Repeat the records below exactly as they appear.

>> Start

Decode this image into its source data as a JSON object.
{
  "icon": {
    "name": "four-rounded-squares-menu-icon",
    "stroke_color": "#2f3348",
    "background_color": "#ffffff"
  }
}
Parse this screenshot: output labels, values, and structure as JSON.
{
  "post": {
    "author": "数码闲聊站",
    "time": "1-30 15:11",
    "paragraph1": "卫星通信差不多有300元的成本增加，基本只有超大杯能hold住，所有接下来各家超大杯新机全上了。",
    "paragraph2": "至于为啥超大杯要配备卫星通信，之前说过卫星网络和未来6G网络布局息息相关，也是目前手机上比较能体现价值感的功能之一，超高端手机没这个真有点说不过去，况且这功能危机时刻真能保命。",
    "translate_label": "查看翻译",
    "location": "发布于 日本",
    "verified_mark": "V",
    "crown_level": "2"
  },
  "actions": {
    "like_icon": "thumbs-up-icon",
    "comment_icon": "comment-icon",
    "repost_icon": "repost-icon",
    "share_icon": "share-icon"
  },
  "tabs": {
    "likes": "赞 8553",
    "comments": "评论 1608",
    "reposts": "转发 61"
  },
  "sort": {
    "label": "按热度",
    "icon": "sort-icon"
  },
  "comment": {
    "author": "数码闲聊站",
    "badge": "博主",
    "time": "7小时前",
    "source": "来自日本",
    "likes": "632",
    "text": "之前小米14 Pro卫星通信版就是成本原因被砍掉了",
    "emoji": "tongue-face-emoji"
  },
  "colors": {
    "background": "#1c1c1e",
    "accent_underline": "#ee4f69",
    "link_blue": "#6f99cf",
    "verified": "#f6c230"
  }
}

>> End

→ Exercise answer
Decode this image into its source data as a JSON object.
{
  "icon": {
    "name": "four-rounded-squares-menu-icon",
    "stroke_color": "#2f3348",
    "background_color": "#ffffff"
  }
}
Parse this screenshot: output labels, values, and structure as JSON.
{
  "post": {
    "author": "数码闲聊站",
    "time": "1-30 15:11",
    "paragraph1": "卫星通信差不多有300元的成本增加，基本只有超大杯能hold住，所有接下来各家超大杯新机全上了。",
    "paragraph2": "至于为啥超大杯要配备卫星通信，之前说过卫星网络和未来6G网络布局息息相关，也是目前手机上比较能体现价值感的功能之一，超高端手机没这个真有点说不过去，况且这功能危机时刻真能保命。",
    "translate_label": "查看翻译",
    "location": "发布于 日本",
    "verified_mark": "V",
    "crown_level": "2"
  },
  "actions": {
    "like_icon": "thumbs-up-icon",
    "comment_icon": "comment-icon",
    "repost_icon": "repost-icon",
    "share_icon": "share-icon"
  },
  "tabs": {
    "likes": "赞 8553",
    "comments": "评论 1608",
    "reposts": "转发 61"
  },
  "sort": {
    "label": "按热度",
    "icon": "sort-icon"
  },
  "comment": {
    "author": "数码闲聊站",
    "badge": "博主",
    "time": "7小时前",
    "source": "来自日本",
    "likes": "632",
    "text": "之前小米14 Pro卫星通信版就是成本原因被砍掉了",
    "emoji": "tongue-face-emoji"
  },
  "colors": {
    "background": "#1c1c1e",
    "accent_underline": "#ee4f69",
    "link_blue": "#6f99cf",
    "verified": "#f6c230"
  }
}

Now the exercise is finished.